*Your objective*
Report every line from the material that contains the word "name".
— Start —
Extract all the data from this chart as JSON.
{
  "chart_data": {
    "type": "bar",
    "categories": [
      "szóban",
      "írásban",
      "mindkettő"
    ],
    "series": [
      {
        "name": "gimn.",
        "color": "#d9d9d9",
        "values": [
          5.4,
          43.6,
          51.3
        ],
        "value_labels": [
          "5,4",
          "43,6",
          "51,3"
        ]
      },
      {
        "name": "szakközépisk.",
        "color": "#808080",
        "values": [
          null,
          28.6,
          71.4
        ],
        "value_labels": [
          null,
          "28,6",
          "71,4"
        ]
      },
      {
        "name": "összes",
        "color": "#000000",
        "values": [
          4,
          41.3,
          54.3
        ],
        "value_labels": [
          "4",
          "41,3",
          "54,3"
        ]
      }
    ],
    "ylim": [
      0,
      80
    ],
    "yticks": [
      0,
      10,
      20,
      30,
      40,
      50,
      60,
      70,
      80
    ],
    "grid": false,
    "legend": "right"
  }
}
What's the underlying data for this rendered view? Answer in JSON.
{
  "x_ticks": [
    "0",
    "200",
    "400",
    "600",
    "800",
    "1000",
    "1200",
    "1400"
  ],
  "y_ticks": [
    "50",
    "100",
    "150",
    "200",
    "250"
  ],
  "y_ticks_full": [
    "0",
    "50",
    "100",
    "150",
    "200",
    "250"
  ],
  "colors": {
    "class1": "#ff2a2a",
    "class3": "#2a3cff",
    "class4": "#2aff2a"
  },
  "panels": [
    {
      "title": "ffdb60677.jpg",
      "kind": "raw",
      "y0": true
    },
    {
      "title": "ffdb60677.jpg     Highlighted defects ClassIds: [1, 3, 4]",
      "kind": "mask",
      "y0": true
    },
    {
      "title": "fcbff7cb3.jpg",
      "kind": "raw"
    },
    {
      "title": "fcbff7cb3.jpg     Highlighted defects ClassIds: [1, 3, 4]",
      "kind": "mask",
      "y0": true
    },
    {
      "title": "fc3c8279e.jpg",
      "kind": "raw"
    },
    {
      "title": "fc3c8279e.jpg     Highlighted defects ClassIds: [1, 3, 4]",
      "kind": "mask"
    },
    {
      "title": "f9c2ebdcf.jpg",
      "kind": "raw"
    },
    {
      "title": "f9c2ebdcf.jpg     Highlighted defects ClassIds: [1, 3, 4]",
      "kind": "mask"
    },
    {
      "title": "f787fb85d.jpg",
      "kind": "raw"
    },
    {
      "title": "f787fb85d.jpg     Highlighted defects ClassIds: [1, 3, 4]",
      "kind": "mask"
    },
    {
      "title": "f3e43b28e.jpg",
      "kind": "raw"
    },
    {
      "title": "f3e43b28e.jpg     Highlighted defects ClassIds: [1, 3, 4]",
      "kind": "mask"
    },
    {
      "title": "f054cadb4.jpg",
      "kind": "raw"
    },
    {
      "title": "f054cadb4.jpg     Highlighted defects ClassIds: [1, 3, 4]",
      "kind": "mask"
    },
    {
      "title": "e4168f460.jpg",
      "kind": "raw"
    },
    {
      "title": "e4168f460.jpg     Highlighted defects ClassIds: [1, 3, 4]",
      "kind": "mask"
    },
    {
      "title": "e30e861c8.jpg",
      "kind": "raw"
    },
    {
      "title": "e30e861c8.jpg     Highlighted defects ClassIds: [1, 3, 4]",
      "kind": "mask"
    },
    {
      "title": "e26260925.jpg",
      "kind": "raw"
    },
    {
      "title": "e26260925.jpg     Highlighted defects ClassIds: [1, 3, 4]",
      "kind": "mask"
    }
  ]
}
— End —
*Response to this task*
        "name": "gimn.",
        "name": "szakközépisk.",
        "name": "összes",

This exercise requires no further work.